Each line containing the word "writing" must be reported.
##### Given data #####
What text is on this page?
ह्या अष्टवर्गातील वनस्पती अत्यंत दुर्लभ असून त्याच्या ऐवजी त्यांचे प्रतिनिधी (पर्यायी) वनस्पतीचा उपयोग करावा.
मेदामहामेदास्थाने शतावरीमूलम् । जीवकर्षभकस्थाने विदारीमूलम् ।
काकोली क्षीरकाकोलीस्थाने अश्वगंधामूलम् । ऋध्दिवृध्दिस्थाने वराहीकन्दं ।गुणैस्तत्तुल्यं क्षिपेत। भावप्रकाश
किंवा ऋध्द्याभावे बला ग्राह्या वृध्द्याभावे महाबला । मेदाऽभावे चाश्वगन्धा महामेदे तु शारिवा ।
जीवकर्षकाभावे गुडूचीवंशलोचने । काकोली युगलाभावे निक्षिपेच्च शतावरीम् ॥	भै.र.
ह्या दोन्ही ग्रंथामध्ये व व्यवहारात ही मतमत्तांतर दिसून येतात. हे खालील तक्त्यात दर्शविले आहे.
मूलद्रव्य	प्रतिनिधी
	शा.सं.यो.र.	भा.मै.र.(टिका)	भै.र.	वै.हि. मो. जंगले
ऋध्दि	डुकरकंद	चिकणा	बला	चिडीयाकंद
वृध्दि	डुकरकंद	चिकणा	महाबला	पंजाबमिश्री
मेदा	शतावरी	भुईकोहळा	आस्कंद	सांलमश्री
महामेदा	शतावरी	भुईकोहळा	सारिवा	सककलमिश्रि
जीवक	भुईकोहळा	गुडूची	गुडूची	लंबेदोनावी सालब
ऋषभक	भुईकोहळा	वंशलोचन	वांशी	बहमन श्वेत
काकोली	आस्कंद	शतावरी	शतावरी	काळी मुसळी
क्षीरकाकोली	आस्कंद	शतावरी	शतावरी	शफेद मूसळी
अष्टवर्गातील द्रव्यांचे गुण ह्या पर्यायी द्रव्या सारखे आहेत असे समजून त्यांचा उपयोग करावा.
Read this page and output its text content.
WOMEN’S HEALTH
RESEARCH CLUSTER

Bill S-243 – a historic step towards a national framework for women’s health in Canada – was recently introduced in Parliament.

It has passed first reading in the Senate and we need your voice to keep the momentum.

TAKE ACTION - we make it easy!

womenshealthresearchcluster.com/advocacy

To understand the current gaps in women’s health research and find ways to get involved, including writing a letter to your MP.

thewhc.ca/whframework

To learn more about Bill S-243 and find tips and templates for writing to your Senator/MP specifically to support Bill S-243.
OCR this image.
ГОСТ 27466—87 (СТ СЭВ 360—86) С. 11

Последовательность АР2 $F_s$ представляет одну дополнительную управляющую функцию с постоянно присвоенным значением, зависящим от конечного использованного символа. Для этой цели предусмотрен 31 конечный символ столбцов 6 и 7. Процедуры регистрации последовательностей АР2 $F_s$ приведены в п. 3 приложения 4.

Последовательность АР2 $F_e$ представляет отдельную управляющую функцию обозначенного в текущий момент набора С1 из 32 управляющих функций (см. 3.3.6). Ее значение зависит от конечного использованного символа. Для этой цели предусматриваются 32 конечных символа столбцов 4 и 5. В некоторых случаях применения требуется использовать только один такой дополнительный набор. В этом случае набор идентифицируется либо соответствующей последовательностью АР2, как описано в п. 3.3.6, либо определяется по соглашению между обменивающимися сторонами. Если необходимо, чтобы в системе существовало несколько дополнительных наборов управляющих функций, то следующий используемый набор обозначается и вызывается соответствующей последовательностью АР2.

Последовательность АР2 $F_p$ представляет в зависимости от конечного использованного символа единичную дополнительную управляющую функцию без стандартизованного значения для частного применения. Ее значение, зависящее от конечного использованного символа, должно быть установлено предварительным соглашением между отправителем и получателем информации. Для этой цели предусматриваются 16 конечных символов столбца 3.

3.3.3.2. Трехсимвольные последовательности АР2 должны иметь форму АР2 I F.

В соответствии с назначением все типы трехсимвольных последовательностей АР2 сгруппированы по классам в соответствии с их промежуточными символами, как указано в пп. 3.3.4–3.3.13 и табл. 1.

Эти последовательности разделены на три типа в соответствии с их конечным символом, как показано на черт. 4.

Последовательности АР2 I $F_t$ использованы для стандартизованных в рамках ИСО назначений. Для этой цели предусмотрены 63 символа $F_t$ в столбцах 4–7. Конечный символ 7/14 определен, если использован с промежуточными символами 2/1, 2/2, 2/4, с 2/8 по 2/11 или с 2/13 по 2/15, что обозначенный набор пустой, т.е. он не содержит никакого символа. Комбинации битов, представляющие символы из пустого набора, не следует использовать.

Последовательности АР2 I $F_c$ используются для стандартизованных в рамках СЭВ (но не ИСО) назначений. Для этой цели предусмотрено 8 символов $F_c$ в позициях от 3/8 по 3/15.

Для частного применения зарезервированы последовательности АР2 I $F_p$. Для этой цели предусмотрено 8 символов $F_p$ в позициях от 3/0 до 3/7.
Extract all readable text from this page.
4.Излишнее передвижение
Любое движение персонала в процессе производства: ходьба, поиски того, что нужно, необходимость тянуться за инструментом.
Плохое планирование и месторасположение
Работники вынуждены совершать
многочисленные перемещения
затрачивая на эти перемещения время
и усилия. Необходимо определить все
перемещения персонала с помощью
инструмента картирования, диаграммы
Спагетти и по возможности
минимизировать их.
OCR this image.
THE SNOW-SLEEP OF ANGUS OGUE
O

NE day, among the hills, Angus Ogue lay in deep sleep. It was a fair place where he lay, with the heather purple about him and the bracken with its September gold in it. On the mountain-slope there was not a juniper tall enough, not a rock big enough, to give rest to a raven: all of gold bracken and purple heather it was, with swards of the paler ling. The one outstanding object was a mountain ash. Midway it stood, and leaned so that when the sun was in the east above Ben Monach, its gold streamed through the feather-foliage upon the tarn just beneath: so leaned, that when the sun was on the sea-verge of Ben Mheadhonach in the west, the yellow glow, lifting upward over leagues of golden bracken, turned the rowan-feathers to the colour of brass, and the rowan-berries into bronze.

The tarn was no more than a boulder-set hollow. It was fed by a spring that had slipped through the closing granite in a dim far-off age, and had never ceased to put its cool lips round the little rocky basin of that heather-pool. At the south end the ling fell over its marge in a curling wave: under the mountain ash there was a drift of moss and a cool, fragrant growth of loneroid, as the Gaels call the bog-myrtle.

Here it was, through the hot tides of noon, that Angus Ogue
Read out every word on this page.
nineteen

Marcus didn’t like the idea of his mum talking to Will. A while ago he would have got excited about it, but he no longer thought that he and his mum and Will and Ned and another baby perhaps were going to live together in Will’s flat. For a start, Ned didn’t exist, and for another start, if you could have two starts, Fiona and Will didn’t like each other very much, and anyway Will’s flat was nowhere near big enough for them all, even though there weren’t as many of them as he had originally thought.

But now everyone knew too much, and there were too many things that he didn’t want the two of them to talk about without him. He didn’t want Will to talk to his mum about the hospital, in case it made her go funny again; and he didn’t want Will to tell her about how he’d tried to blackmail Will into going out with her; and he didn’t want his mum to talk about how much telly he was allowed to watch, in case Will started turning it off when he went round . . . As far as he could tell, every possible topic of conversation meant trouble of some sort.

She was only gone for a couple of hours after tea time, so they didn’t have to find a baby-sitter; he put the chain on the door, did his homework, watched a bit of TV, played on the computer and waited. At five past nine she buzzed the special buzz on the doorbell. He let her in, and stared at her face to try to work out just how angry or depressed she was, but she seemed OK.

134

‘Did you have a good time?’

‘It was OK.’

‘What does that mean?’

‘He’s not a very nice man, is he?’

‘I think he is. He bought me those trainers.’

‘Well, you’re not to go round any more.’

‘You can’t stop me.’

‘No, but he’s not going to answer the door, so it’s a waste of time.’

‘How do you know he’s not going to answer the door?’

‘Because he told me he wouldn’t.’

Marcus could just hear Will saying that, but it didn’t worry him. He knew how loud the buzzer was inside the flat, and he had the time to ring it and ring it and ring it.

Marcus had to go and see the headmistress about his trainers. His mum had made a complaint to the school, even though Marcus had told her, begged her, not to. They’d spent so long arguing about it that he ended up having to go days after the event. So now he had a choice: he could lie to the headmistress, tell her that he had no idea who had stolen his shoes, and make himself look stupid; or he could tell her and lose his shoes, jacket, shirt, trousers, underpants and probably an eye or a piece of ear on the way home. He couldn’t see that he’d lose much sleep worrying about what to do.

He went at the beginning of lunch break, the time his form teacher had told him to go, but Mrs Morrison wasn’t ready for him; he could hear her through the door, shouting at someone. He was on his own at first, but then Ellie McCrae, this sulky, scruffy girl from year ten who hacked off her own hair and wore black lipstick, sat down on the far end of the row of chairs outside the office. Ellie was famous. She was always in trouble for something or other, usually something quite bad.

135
#####
Response below:
To understand the current gaps in women’s health research and find ways to get involved, including writing a letter to your MP.
To learn more about Bill S-243 and find tips and templates for writing to your Senator/MP specifically to support Bill S-243.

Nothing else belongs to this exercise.